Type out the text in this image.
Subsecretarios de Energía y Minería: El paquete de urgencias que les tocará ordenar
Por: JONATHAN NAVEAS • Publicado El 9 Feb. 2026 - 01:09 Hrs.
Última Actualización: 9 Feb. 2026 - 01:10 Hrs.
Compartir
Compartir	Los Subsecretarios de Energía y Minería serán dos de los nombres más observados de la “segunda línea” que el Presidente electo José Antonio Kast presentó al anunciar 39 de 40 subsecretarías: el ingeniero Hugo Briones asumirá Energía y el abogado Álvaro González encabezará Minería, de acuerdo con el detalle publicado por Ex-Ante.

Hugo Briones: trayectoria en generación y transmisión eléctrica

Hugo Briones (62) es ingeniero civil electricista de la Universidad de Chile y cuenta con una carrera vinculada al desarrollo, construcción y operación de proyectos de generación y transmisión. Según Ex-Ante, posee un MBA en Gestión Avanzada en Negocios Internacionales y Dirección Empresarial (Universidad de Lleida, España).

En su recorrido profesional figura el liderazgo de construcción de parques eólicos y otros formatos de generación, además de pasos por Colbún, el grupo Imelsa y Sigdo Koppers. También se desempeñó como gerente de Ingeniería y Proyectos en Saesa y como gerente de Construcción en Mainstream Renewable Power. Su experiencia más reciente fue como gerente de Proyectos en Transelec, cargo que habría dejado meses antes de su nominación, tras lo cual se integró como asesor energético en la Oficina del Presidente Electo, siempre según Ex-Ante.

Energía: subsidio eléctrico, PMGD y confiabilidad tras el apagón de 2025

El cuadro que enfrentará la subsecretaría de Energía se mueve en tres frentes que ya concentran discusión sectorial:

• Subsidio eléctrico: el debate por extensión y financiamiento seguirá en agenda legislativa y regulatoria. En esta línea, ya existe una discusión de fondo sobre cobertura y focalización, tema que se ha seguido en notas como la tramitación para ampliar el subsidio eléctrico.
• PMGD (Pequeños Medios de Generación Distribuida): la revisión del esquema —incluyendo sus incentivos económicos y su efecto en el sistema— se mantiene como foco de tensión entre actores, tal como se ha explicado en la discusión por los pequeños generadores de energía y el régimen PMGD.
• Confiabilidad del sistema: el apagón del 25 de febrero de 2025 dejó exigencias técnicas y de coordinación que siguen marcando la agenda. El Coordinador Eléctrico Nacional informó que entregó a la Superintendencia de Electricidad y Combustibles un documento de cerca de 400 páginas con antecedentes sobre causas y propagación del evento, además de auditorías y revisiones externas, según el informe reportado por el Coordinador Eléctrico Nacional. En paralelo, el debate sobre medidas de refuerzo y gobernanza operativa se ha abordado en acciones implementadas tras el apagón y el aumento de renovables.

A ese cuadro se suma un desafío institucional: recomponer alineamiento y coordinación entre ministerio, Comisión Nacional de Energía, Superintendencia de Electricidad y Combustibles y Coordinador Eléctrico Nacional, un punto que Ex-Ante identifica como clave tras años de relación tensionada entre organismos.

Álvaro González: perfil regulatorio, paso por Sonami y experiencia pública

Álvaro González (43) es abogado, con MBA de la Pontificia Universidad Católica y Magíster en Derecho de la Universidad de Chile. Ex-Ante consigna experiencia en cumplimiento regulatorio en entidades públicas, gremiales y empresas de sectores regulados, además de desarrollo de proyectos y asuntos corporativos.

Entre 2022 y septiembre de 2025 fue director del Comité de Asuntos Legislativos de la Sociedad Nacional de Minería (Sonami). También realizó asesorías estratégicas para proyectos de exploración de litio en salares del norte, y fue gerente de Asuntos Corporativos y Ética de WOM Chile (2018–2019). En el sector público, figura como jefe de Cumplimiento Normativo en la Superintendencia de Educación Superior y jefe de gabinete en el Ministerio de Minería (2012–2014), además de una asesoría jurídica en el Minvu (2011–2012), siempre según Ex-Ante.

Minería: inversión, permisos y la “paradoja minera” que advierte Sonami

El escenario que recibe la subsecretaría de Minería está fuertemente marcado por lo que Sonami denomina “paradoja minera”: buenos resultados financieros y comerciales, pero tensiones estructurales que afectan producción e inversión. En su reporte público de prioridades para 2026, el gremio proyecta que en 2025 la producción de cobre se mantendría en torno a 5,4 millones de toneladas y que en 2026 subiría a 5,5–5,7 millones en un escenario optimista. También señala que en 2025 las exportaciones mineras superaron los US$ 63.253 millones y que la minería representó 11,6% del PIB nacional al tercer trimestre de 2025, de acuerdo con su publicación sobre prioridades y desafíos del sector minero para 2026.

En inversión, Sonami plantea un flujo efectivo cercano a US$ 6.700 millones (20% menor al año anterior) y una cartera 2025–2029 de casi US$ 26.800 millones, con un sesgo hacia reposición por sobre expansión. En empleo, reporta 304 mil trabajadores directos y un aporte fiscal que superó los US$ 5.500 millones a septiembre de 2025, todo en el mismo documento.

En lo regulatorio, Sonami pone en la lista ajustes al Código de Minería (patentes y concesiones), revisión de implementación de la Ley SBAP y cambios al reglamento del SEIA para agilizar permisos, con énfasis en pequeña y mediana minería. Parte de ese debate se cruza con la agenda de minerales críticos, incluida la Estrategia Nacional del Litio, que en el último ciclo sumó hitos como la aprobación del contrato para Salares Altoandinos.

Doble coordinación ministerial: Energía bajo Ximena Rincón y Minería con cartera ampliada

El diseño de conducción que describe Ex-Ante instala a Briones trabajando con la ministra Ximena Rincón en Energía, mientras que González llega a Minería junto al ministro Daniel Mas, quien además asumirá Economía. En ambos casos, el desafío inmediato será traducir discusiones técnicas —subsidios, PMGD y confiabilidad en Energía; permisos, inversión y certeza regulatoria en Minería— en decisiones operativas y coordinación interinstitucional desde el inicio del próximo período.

#### [Goal of the exercise]
Each entry is to be returned in full, character for character.

#### [Response to the exercise]
Type out the text in this image.
Subsecretarios de Energía y Minería: El paquete de urgencias que les tocará ordenar
Por: JONATHAN NAVEAS • Publicado El 9 Feb. 2026 - 01:09 Hrs.
Última Actualización: 9 Feb. 2026 - 01:10 Hrs.
Compartir
Compartir	Los Subsecretarios de Energía y Minería serán dos de los nombres más observados de la “segunda línea” que el Presidente electo José Antonio Kast presentó al anunciar 39 de 40 subsecretarías: el ingeniero Hugo Briones asumirá Energía y el abogado Álvaro González encabezará Minería, de acuerdo con el detalle publicado por Ex-Ante.

Hugo Briones: trayectoria en generación y transmisión eléctrica

Hugo Briones (62) es ingeniero civil electricista de la Universidad de Chile y cuenta con una carrera vinculada al desarrollo, construcción y operación de proyectos de generación y transmisión. Según Ex-Ante, posee un MBA en Gestión Avanzada en Negocios Internacionales y Dirección Empresarial (Universidad de Lleida, España).

En su recorrido profesional figura el liderazgo de construcción de parques eólicos y otros formatos de generación, además de pasos por Colbún, el grupo Imelsa y Sigdo Koppers. También se desempeñó como gerente de Ingeniería y Proyectos en Saesa y como gerente de Construcción en Mainstream Renewable Power. Su experiencia más reciente fue como gerente de Proyectos en Transelec, cargo que habría dejado meses antes de su nominación, tras lo cual se integró como asesor energético en la Oficina del Presidente Electo, siempre según Ex-Ante.

Energía: subsidio eléctrico, PMGD y confiabilidad tras el apagón de 2025

El cuadro que enfrentará la subsecretaría de Energía se mueve en tres frentes que ya concentran discusión sectorial:

• Subsidio eléctrico: el debate por extensión y financiamiento seguirá en agenda legislativa y regulatoria. En esta línea, ya existe una discusión de fondo sobre cobertura y focalización, tema que se ha seguido en notas como la tramitación para ampliar el subsidio eléctrico.
• PMGD (Pequeños Medios de Generación Distribuida): la revisión del esquema —incluyendo sus incentivos económicos y su efecto en el sistema— se mantiene como foco de tensión entre actores, tal como se ha explicado en la discusión por los pequeños generadores de energía y el régimen PMGD.
• Confiabilidad del sistema: el apagón del 25 de febrero de 2025 dejó exigencias técnicas y de coordinación que siguen marcando la agenda. El Coordinador Eléctrico Nacional informó que entregó a la Superintendencia de Electricidad y Combustibles un documento de cerca de 400 páginas con antecedentes sobre causas y propagación del evento, además de auditorías y revisiones externas, según el informe reportado por el Coordinador Eléctrico Nacional. En paralelo, el debate sobre medidas de refuerzo y gobernanza operativa se ha abordado en acciones implementadas tras el apagón y el aumento de renovables.

A ese cuadro se suma un desafío institucional: recomponer alineamiento y coordinación entre ministerio, Comisión Nacional de Energía, Superintendencia de Electricidad y Combustibles y Coordinador Eléctrico Nacional, un punto que Ex-Ante identifica como clave tras años de relación tensionada entre organismos.

Álvaro González: perfil regulatorio, paso por Sonami y experiencia pública

Álvaro González (43) es abogado, con MBA de la Pontificia Universidad Católica y Magíster en Derecho de la Universidad de Chile. Ex-Ante consigna experiencia en cumplimiento regulatorio en entidades públicas, gremiales y empresas de sectores regulados, además de desarrollo de proyectos y asuntos corporativos.

Entre 2022 y septiembre de 2025 fue director del Comité de Asuntos Legislativos de la Sociedad Nacional de Minería (Sonami). También realizó asesorías estratégicas para proyectos de exploración de litio en salares del norte, y fue gerente de Asuntos Corporativos y Ética de WOM Chile (2018–2019). En el sector público, figura como jefe de Cumplimiento Normativo en la Superintendencia de Educación Superior y jefe de gabinete en el Ministerio de Minería (2012–2014), además de una asesoría jurídica en el Minvu (2011–2012), siempre según Ex-Ante.

Minería: inversión, permisos y la “paradoja minera” que advierte Sonami

El escenario que recibe la subsecretaría de Minería está fuertemente marcado por lo que Sonami denomina “paradoja minera”: buenos resultados financieros y comerciales, pero tensiones estructurales que afectan producción e inversión. En su reporte público de prioridades para 2026, el gremio proyecta que en 2025 la producción de cobre se mantendría en torno a 5,4 millones de toneladas y que en 2026 subiría a 5,5–5,7 millones en un escenario optimista. También señala que en 2025 las exportaciones mineras superaron los US$ 63.253 millones y que la minería representó 11,6% del PIB nacional al tercer trimestre de 2025, de acuerdo con su publicación sobre prioridades y desafíos del sector minero para 2026.

En inversión, Sonami plantea un flujo efectivo cercano a US$ 6.700 millones (20% menor al año anterior) y una cartera 2025–2029 de casi US$ 26.800 millones, con un sesgo hacia reposición por sobre expansión. En empleo, reporta 304 mil trabajadores directos y un aporte fiscal que superó los US$ 5.500 millones a septiembre de 2025, todo en el mismo documento.

En lo regulatorio, Sonami pone en la lista ajustes al Código de Minería (patentes y concesiones), revisión de implementación de la Ley SBAP y cambios al reglamento del SEIA para agilizar permisos, con énfasis en pequeña y mediana minería. Parte de ese debate se cruza con la agenda de minerales críticos, incluida la Estrategia Nacional del Litio, que en el último ciclo sumó hitos como la aprobación del contrato para Salares Altoandinos.

Doble coordinación ministerial: Energía bajo Ximena Rincón y Minería con cartera ampliada

El diseño de conducción que describe Ex-Ante instala a Briones trabajando con la ministra Ximena Rincón en Energía, mientras que González llega a Minería junto al ministro Daniel Mas, quien además asumirá Economía. En ambos casos, el desafío inmediato será traducir discusiones técnicas —subsidios, PMGD y confiabilidad en Energía; permisos, inversión y certeza regulatoria en Minería— en decisiones operativas y coordinación interinstitucional desde el inicio del próximo período.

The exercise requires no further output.